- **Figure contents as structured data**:
# # # # # # #

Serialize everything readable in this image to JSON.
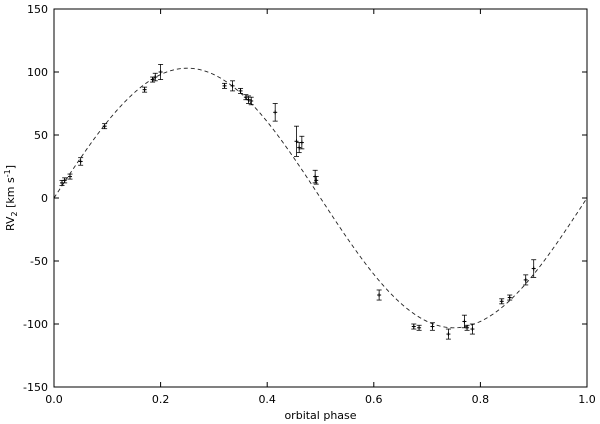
{
  "chart_data": {
    "type": "scatter",
    "xlabel": "orbital phase",
    "ylabel": {
      "base": "RV",
      "sub": "2",
      "unit_open": " [km s",
      "sup": "-1",
      "unit_close": "]"
    },
    "xlim": [
      0.0,
      1.0
    ],
    "ylim": [
      -150,
      150
    ],
    "x_ticks": [
      0.0,
      0.2,
      0.4,
      0.6,
      0.8,
      1.0
    ],
    "x_tick_labels": [
      "0.0",
      "0.2",
      "0.4",
      "0.6",
      "0.8",
      "1.0"
    ],
    "y_ticks": [
      -150,
      -100,
      -50,
      0,
      50,
      100,
      150
    ],
    "y_tick_labels": [
      "-150",
      "-100",
      "-50",
      "0",
      "50",
      "100",
      "150"
    ],
    "grid": false,
    "fit_curve": {
      "style": "dashed",
      "model": "sine",
      "offset": 0,
      "amplitude": 103,
      "period": 1.0
    },
    "points": [
      {
        "x": 0.015,
        "y": 12,
        "err": 2
      },
      {
        "x": 0.02,
        "y": 14,
        "err": 2
      },
      {
        "x": 0.03,
        "y": 17,
        "err": 2
      },
      {
        "x": 0.05,
        "y": 29,
        "err": 3
      },
      {
        "x": 0.095,
        "y": 57,
        "err": 2
      },
      {
        "x": 0.17,
        "y": 86,
        "err": 2
      },
      {
        "x": 0.185,
        "y": 94,
        "err": 2
      },
      {
        "x": 0.19,
        "y": 96,
        "err": 3
      },
      {
        "x": 0.2,
        "y": 100,
        "err": 6
      },
      {
        "x": 0.32,
        "y": 89,
        "err": 2
      },
      {
        "x": 0.335,
        "y": 89,
        "err": 4
      },
      {
        "x": 0.35,
        "y": 85,
        "err": 2
      },
      {
        "x": 0.36,
        "y": 80,
        "err": 2
      },
      {
        "x": 0.365,
        "y": 78,
        "err": 3
      },
      {
        "x": 0.37,
        "y": 77,
        "err": 3
      },
      {
        "x": 0.415,
        "y": 68,
        "err": 7
      },
      {
        "x": 0.455,
        "y": 45,
        "err": 12
      },
      {
        "x": 0.46,
        "y": 40,
        "err": 4
      },
      {
        "x": 0.465,
        "y": 44,
        "err": 5
      },
      {
        "x": 0.49,
        "y": 17,
        "err": 5
      },
      {
        "x": 0.492,
        "y": 14,
        "err": 3
      },
      {
        "x": 0.61,
        "y": -77,
        "err": 4
      },
      {
        "x": 0.675,
        "y": -102,
        "err": 2
      },
      {
        "x": 0.685,
        "y": -103,
        "err": 2
      },
      {
        "x": 0.71,
        "y": -102,
        "err": 3
      },
      {
        "x": 0.74,
        "y": -108,
        "err": 4
      },
      {
        "x": 0.77,
        "y": -98,
        "err": 5
      },
      {
        "x": 0.775,
        "y": -103,
        "err": 2
      },
      {
        "x": 0.785,
        "y": -104,
        "err": 4
      },
      {
        "x": 0.84,
        "y": -82,
        "err": 2
      },
      {
        "x": 0.855,
        "y": -79,
        "err": 2
      },
      {
        "x": 0.885,
        "y": -65,
        "err": 4
      },
      {
        "x": 0.9,
        "y": -56,
        "err": 7
      }
    ]
  }
}
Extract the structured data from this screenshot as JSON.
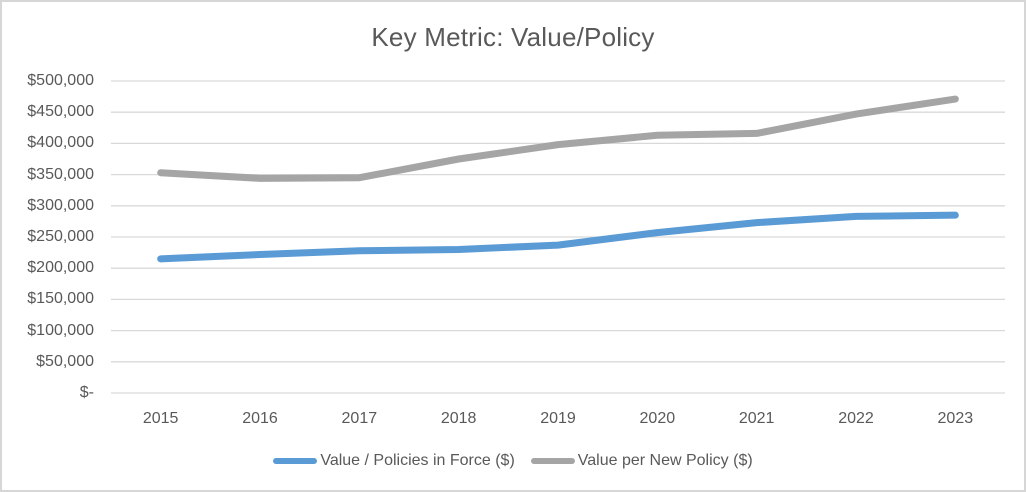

# # # # # # #

- **Exercise details**: Select and copy every line of the material that holds the string "this".

- **Complete output**:
Serialize everything readable in this image to JSON.
Extract the structured data from this screenshot as JSON.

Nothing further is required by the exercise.